Data in this exercise -
───

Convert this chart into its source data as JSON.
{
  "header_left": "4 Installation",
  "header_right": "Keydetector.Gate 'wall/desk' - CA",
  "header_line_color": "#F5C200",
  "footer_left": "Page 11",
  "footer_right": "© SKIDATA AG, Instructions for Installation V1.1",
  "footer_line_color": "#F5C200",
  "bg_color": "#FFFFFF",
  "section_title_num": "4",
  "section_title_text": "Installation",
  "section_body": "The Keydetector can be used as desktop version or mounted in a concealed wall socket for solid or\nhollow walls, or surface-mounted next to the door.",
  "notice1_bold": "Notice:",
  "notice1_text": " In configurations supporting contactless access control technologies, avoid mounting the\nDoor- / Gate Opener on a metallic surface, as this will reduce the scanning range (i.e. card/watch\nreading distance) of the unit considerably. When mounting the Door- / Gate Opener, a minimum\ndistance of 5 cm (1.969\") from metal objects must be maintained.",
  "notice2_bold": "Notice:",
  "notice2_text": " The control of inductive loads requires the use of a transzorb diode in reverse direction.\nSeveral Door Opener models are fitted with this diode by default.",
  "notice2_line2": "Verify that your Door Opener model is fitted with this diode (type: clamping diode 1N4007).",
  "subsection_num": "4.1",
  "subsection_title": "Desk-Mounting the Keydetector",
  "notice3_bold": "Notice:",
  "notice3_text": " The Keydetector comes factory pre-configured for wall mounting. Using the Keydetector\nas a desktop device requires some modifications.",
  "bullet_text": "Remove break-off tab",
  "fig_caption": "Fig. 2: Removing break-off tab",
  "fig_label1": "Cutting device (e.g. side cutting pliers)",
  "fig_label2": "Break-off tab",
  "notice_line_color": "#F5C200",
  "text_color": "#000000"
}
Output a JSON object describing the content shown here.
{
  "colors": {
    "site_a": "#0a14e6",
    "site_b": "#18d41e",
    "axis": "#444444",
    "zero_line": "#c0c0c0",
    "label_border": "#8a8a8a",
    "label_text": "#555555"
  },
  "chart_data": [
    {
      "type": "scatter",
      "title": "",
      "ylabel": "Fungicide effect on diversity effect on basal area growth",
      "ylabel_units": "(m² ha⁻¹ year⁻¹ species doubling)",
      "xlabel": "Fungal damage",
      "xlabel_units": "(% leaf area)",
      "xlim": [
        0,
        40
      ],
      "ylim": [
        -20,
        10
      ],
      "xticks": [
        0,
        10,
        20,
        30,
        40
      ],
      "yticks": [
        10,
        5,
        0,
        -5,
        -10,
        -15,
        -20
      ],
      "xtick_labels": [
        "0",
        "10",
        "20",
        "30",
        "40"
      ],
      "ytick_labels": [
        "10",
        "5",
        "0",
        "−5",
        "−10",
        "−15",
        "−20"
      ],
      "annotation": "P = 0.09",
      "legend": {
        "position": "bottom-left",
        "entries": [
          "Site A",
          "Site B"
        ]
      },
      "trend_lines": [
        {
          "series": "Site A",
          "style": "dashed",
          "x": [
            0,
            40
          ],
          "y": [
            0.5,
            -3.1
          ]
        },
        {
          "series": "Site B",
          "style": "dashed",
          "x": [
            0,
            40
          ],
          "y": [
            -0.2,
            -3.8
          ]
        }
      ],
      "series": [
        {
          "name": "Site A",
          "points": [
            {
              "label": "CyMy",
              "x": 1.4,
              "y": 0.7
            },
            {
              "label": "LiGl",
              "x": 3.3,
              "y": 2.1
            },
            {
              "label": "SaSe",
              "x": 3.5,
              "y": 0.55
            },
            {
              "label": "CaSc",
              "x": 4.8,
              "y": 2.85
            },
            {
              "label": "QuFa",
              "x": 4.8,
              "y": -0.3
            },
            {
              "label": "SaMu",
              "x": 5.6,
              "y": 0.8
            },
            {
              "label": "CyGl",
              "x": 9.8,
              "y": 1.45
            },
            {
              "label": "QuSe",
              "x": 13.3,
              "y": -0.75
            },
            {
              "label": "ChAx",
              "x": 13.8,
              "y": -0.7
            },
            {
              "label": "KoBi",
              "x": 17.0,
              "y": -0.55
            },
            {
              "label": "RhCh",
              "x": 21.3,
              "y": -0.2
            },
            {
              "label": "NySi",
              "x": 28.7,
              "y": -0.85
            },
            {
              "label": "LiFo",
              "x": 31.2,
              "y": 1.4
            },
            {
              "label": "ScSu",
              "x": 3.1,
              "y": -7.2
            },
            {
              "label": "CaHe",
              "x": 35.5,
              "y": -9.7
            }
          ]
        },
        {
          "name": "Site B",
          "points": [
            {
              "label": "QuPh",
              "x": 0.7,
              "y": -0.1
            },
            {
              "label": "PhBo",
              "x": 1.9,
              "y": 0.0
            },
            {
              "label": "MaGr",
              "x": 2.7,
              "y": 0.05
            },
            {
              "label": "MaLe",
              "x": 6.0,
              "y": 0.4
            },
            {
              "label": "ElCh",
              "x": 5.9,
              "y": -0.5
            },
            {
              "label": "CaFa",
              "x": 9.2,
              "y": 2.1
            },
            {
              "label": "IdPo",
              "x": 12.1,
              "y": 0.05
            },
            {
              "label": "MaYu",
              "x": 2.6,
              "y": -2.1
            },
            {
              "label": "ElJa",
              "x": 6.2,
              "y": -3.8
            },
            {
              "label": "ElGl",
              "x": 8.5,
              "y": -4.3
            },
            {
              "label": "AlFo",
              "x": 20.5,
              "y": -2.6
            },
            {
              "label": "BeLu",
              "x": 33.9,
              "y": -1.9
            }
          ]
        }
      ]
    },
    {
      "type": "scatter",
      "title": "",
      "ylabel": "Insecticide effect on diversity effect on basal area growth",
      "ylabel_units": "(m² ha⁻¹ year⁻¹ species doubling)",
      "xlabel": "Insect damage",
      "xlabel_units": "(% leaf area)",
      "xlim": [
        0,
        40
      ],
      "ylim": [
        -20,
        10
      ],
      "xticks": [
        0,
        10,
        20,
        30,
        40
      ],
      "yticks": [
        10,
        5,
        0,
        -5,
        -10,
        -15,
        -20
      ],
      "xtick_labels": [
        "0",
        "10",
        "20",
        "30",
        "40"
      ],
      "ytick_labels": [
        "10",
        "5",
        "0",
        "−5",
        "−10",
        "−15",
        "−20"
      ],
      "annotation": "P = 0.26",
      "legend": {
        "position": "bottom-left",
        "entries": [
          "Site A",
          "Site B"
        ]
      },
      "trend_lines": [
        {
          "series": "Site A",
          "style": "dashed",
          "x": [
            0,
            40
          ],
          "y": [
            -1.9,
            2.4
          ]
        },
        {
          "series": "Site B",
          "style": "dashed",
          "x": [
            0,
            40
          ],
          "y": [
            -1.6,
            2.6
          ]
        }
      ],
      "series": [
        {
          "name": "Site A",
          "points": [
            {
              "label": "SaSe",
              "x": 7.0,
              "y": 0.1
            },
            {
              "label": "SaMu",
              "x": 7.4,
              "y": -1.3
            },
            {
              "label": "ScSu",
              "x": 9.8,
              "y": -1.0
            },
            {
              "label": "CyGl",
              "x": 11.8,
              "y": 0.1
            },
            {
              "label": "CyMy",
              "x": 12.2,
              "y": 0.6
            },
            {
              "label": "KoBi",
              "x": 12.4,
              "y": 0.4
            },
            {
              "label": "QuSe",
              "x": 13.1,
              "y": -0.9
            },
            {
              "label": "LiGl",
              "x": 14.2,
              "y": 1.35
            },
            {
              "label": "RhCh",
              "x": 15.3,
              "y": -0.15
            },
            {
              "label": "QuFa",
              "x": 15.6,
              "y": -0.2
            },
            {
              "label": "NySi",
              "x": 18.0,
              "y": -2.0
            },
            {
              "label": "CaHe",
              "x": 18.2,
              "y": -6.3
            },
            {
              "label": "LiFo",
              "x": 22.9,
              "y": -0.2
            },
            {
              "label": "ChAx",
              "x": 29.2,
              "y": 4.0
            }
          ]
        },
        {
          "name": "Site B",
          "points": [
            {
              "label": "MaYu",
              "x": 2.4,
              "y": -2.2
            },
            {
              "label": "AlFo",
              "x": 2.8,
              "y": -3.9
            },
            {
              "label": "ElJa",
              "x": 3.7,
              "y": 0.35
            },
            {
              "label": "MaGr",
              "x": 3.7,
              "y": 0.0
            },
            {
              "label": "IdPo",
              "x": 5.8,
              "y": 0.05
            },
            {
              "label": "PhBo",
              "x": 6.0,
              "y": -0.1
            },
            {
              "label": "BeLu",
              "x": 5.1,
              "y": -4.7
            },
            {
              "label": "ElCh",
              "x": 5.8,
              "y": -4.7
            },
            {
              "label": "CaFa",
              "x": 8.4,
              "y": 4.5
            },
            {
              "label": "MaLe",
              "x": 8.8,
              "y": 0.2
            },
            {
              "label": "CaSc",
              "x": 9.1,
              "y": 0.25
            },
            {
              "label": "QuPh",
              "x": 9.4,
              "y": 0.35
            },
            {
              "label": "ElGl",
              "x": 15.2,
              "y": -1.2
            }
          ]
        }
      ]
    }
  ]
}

───

Task directions -
How many lines in these records hold the string "wall"? Reply with the number alone.

Expected output -
3